Records from a data source
◆ ◆ ◆

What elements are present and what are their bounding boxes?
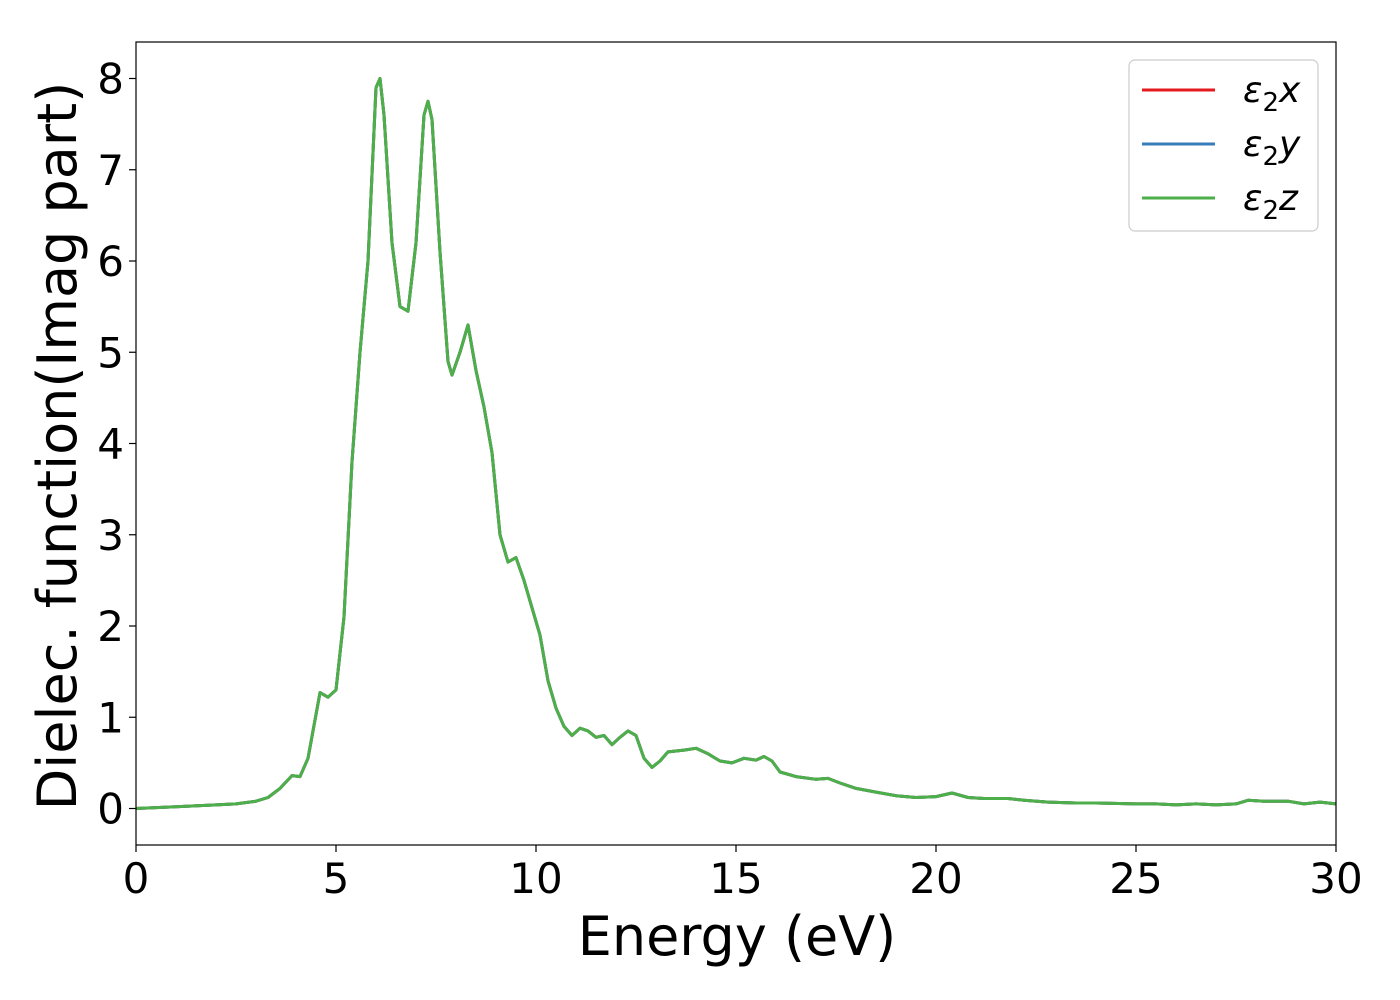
y-tick-label: 3: [97, 511, 124, 560]
y-tick-label: 0: [97, 785, 124, 834]
x-tick-label: 5: [323, 854, 350, 903]
y-tick-label: 6: [97, 237, 124, 286]
y-tick-label: 1: [97, 693, 124, 742]
x-axis-ticks: 0 5 10 15 20 25 30: [123, 845, 1363, 903]
legend-label-y: ε2y: [1243, 124, 1301, 172]
x-tick-label: 0: [123, 854, 150, 903]
legend-label-z: ε2z: [1243, 178, 1299, 226]
y-axis-label: Dielec. function(Imag part): [26, 82, 89, 811]
legend-box: [1128, 59, 1319, 232]
x-tick-label: 20: [909, 854, 962, 903]
series-line-z: [135, 77, 1337, 810]
y-tick-label: 7: [97, 146, 124, 195]
legend: ε2x ε2y ε2z: [1128, 59, 1319, 232]
x-axis-label: Energy (eV): [578, 905, 897, 968]
y-axis-ticks: 0 1 2 3 4 5 6 7 8: [97, 55, 136, 834]
x-tick-label: 10: [509, 854, 562, 903]
x-tick-label: 15: [709, 854, 762, 903]
y-tick-label: 5: [97, 328, 124, 377]
x-tick-label: 25: [1109, 854, 1162, 903]
legend-label-x: ε2x: [1243, 70, 1301, 118]
y-tick-label: 4: [97, 420, 124, 469]
x-tick-label: 30: [1309, 854, 1362, 903]
y-tick-label: 2: [97, 602, 124, 651]
y-tick-label: 8: [97, 55, 124, 104]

◆ ◆ ◆

PROBLEM STATEMENT: Count the lines of the records above that contain the string "legend", treating case as significant. Reply with the number alone.

ANSWER FOR THE TASK: 5